Stated goal
Pictures don't belong in the copy; print all the records exactly.

Input material
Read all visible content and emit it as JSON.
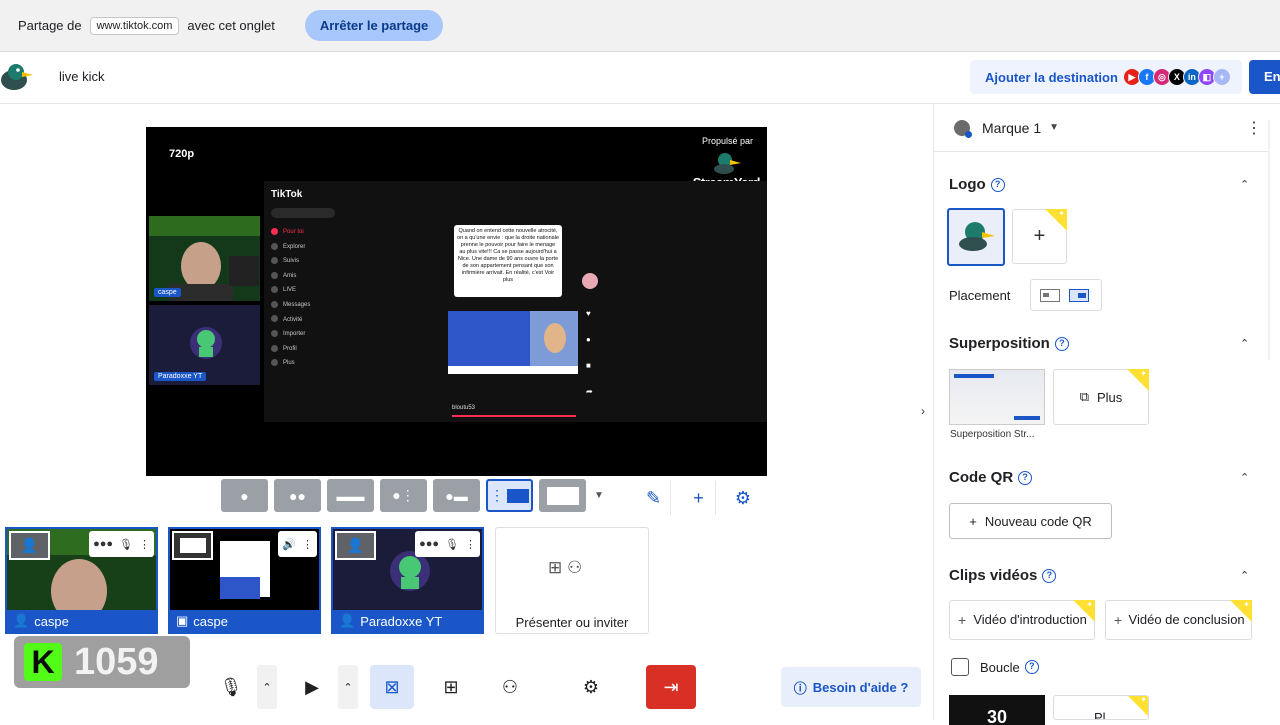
{
  "share_bar": {
    "prefix": "Partage de",
    "site": "www.tiktok.com",
    "suffix": "avec cet onglet",
    "stop_label": "Arrêter le partage"
  },
  "header": {
    "broadcast_title": "live kick",
    "add_destination_label": "Ajouter la destination",
    "destination_icons": [
      "youtube-icon",
      "facebook-icon",
      "instagram-icon",
      "x-icon",
      "linkedin-icon",
      "twitch-icon",
      "add-icon"
    ],
    "go_live_label": "En"
  },
  "stage": {
    "resolution": "720p",
    "powered_by": "Propulsé par",
    "powered_brand": "StreamYard",
    "cam1_name": "caspe",
    "cam2_name": "Paradoxxe YT",
    "tiktok": {
      "logo": "TikTok",
      "nav_items": [
        "Pour toi",
        "Explorer",
        "Suivis",
        "Amis",
        "LIVE",
        "Messages",
        "Activité",
        "Importer",
        "Profil",
        "Plus"
      ],
      "caption": "Quand on entend cette nouvelle atrocité, on a qu'une envie : que la droite nationale prenne le pouvoir pour faire le menage au plus vite!!! Ca se passe aujourd'hui a Nice. Une dame de 90 ans ouvre la porte de son appartement pensant que son infirmière arrivait. En réalité, c'est Voir plus",
      "username": "bloutu53"
    }
  },
  "layout_bar": {
    "layouts": [
      "solo",
      "cropped",
      "group",
      "news",
      "screen",
      "pip",
      "full-screen"
    ],
    "selected_index": 5
  },
  "sources": [
    {
      "name": "caspe",
      "type": "camera"
    },
    {
      "name": "caspe",
      "type": "screen"
    },
    {
      "name": "Paradoxxe YT",
      "type": "camera"
    }
  ],
  "invite_label": "Présenter ou inviter",
  "viewer_counter": {
    "letter": "K",
    "count": "1059"
  },
  "help_label": "Besoin d'aide ?",
  "panel": {
    "brand_name": "Marque 1",
    "logo_title": "Logo",
    "placement_label": "Placement",
    "overlay_title": "Superposition",
    "overlay_caption": "Superposition Str...",
    "more_label": "Plus",
    "qr_title": "Code QR",
    "qr_button": "Nouveau code QR",
    "clips_title": "Clips vidéos",
    "intro_label": "Vidéo d'introduction",
    "outro_label": "Vidéo de conclusion",
    "loop_label": "Boucle",
    "timer_text": "30",
    "more_label_2": "Pl"
  }
}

Final answer
Read all visible content and emit it as JSON.
{
  "share_bar": {
    "prefix": "Partage de",
    "site": "www.tiktok.com",
    "suffix": "avec cet onglet",
    "stop_label": "Arrêter le partage"
  },
  "header": {
    "broadcast_title": "live kick",
    "add_destination_label": "Ajouter la destination",
    "destination_icons": [
      "youtube-icon",
      "facebook-icon",
      "instagram-icon",
      "x-icon",
      "linkedin-icon",
      "twitch-icon",
      "add-icon"
    ],
    "go_live_label": "En"
  },
  "stage": {
    "resolution": "720p",
    "powered_by": "Propulsé par",
    "powered_brand": "StreamYard",
    "cam1_name": "caspe",
    "cam2_name": "Paradoxxe YT",
    "tiktok": {
      "logo": "TikTok",
      "nav_items": [
        "Pour toi",
        "Explorer",
        "Suivis",
        "Amis",
        "LIVE",
        "Messages",
        "Activité",
        "Importer",
        "Profil",
        "Plus"
      ],
      "caption": "Quand on entend cette nouvelle atrocité, on a qu'une envie : que la droite nationale prenne le pouvoir pour faire le menage au plus vite!!! Ca se passe aujourd'hui a Nice. Une dame de 90 ans ouvre la porte de son appartement pensant que son infirmière arrivait. En réalité, c'est Voir plus",
      "username": "bloutu53"
    }
  },
  "layout_bar": {
    "layouts": [
      "solo",
      "cropped",
      "group",
      "news",
      "screen",
      "pip",
      "full-screen"
    ],
    "selected_index": 5
  },
  "sources": [
    {
      "name": "caspe",
      "type": "camera"
    },
    {
      "name": "caspe",
      "type": "screen"
    },
    {
      "name": "Paradoxxe YT",
      "type": "camera"
    }
  ],
  "invite_label": "Présenter ou inviter",
  "viewer_counter": {
    "letter": "K",
    "count": "1059"
  },
  "help_label": "Besoin d'aide ?",
  "panel": {
    "brand_name": "Marque 1",
    "logo_title": "Logo",
    "placement_label": "Placement",
    "overlay_title": "Superposition",
    "overlay_caption": "Superposition Str...",
    "more_label": "Plus",
    "qr_title": "Code QR",
    "qr_button": "Nouveau code QR",
    "clips_title": "Clips vidéos",
    "intro_label": "Vidéo d'introduction",
    "outro_label": "Vidéo de conclusion",
    "loop_label": "Boucle",
    "timer_text": "30",
    "more_label_2": "Pl"
  }
}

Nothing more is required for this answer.